- **Source records**:
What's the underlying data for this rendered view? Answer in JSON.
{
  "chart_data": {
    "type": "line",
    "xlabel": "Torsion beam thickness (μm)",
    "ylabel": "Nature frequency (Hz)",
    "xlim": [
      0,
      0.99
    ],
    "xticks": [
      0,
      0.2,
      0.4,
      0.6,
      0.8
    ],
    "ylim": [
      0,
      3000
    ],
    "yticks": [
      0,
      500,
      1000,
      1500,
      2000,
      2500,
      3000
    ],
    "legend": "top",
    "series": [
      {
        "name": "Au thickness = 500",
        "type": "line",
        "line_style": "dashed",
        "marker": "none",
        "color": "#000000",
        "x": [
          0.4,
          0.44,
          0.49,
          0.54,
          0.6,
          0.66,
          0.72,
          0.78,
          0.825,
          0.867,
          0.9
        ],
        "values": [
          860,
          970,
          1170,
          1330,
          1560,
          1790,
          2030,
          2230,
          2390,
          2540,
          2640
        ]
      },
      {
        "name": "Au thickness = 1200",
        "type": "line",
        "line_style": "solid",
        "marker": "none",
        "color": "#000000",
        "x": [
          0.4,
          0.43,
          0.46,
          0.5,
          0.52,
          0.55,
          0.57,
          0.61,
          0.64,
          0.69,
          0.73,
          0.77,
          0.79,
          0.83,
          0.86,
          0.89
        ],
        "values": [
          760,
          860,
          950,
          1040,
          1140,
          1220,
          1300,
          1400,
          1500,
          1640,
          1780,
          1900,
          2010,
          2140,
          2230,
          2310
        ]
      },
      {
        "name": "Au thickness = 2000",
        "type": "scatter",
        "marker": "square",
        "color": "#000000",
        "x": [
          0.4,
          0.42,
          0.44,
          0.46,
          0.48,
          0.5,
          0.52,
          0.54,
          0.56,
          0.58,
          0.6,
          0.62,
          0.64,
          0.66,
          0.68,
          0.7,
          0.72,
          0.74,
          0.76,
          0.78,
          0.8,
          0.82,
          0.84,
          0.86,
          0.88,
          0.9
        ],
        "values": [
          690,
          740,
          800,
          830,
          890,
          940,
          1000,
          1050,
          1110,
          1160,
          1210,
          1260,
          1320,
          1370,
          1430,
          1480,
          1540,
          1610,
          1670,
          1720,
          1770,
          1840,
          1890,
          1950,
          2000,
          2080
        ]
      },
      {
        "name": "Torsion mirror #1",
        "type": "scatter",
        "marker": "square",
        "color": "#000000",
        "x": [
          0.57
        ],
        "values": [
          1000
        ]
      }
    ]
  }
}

- **Exercise**: How many lines of the listing above include the word "thickness"? State the number and nothing else.

- **Response for this exercise**: 4